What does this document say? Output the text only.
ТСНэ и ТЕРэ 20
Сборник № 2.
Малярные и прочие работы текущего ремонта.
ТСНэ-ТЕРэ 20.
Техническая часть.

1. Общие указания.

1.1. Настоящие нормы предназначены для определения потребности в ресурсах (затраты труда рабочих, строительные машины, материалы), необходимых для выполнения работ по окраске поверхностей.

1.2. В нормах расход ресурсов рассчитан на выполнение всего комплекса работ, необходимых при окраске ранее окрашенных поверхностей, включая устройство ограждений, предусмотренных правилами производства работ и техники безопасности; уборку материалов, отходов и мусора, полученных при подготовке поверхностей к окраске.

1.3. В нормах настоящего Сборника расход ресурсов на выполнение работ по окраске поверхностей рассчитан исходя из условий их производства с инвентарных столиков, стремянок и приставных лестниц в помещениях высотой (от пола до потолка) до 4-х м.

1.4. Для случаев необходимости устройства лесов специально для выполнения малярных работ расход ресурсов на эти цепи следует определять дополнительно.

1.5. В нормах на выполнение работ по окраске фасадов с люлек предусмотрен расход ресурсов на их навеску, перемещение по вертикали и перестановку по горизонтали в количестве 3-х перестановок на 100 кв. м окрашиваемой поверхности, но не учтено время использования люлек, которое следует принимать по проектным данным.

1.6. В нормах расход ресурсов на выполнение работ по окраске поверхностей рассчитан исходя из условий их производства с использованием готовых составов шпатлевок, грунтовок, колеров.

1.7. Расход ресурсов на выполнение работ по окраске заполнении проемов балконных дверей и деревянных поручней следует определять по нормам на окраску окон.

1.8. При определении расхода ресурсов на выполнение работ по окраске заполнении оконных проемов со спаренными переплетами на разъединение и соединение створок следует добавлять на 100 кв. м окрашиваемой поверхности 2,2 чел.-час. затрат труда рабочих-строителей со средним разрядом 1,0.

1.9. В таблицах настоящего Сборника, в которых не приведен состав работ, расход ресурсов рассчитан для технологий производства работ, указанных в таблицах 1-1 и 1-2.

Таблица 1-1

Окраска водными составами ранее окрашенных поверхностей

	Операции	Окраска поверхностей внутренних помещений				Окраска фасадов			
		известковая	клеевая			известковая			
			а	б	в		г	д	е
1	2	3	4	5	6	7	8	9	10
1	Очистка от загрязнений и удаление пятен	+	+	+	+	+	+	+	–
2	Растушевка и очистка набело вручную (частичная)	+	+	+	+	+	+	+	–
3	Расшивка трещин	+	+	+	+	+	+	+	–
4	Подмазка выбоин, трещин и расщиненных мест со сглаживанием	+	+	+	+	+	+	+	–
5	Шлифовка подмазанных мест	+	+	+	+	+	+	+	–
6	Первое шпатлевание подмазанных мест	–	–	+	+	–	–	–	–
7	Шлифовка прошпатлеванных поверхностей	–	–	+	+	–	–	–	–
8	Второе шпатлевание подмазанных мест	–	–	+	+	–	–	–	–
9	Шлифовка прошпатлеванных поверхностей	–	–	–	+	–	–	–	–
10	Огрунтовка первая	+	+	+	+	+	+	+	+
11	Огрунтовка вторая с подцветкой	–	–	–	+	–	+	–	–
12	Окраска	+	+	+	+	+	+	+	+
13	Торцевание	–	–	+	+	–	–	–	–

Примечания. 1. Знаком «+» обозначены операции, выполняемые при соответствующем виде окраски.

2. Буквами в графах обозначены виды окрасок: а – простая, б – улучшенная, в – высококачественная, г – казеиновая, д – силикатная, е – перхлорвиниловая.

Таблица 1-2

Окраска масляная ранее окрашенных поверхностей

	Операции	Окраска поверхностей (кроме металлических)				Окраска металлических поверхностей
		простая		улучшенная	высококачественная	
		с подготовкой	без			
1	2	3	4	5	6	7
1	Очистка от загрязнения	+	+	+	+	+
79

_ _ _

Challenge
All entries must be repeated verbatim.

Exercise output
What does this document say? Output the text only.
ТСНэ и ТЕРэ 20
Сборник № 2.
Малярные и прочие работы текущего ремонта.
ТСНэ-ТЕРэ 20.
Техническая часть.

1. Общие указания.

1.1. Настоящие нормы предназначены для определения потребности в ресурсах (затраты труда рабочих, строительные машины, материалы), необходимых для выполнения работ по окраске поверхностей.

1.2. В нормах расход ресурсов рассчитан на выполнение всего комплекса работ, необходимых при окраске ранее окрашенных поверхностей, включая устройство ограждений, предусмотренных правилами производства работ и техники безопасности; уборку материалов, отходов и мусора, полученных при подготовке поверхностей к окраске.

1.3. В нормах настоящего Сборника расход ресурсов на выполнение работ по окраске поверхностей рассчитан исходя из условий их производства с инвентарных столиков, стремянок и приставных лестниц в помещениях высотой (от пола до потолка) до 4-х м.

1.4. Для случаев необходимости устройства лесов специально для выполнения малярных работ расход ресурсов на эти цепи следует определять дополнительно.

1.5. В нормах на выполнение работ по окраске фасадов с люлек предусмотрен расход ресурсов на их навеску, перемещение по вертикали и перестановку по горизонтали в количестве 3-х перестановок на 100 кв. м окрашиваемой поверхности, но не учтено время использования люлек, которое следует принимать по проектным данным.

1.6. В нормах расход ресурсов на выполнение работ по окраске поверхностей рассчитан исходя из условий их производства с использованием готовых составов шпатлевок, грунтовок, колеров.

1.7. Расход ресурсов на выполнение работ по окраске заполнении проемов балконных дверей и деревянных поручней следует определять по нормам на окраску окон.

1.8. При определении расхода ресурсов на выполнение работ по окраске заполнении оконных проемов со спаренными переплетами на разъединение и соединение створок следует добавлять на 100 кв. м окрашиваемой поверхности 2,2 чел.-час. затрат труда рабочих-строителей со средним разрядом 1,0.

1.9. В таблицах настоящего Сборника, в которых не приведен состав работ, расход ресурсов рассчитан для технологий производства работ, указанных в таблицах 1-1 и 1-2.

Таблица 1-1

Окраска водными составами ранее окрашенных поверхностей

	Операции	Окраска поверхностей внутренних помещений				Окраска фасадов			
		известковая	клеевая			известковая			
			а	б	в		г	д	е
1	2	3	4	5	6	7	8	9	10
1	Очистка от загрязнений и удаление пятен	+	+	+	+	+	+	+	–
2	Растушевка и очистка набело вручную (частичная)	+	+	+	+	+	+	+	–
3	Расшивка трещин	+	+	+	+	+	+	+	–
4	Подмазка выбоин, трещин и расщиненных мест со сглаживанием	+	+	+	+	+	+	+	–
5	Шлифовка подмазанных мест	+	+	+	+	+	+	+	–
6	Первое шпатлевание подмазанных мест	–	–	+	+	–	–	–	–
7	Шлифовка прошпатлеванных поверхностей	–	–	+	+	–	–	–	–
8	Второе шпатлевание подмазанных мест	–	–	+	+	–	–	–	–
9	Шлифовка прошпатлеванных поверхностей	–	–	–	+	–	–	–	–
10	Огрунтовка первая	+	+	+	+	+	+	+	+
11	Огрунтовка вторая с подцветкой	–	–	–	+	–	+	–	–
12	Окраска	+	+	+	+	+	+	+	+
13	Торцевание	–	–	+	+	–	–	–	–

Примечания. 1. Знаком «+» обозначены операции, выполняемые при соответствующем виде окраски.

2. Буквами в графах обозначены виды окрасок: а – простая, б – улучшенная, в – высококачественная, г – казеиновая, д – силикатная, е – перхлорвиниловая.

Таблица 1-2

Окраска масляная ранее окрашенных поверхностей

	Операции	Окраска поверхностей (кроме металлических)				Окраска металлических поверхностей
		простая		улучшенная	высококачественная	
		с подготовкой	без			
1	2	3	4	5	6	7
1	Очистка от загрязнения	+	+	+	+	+
79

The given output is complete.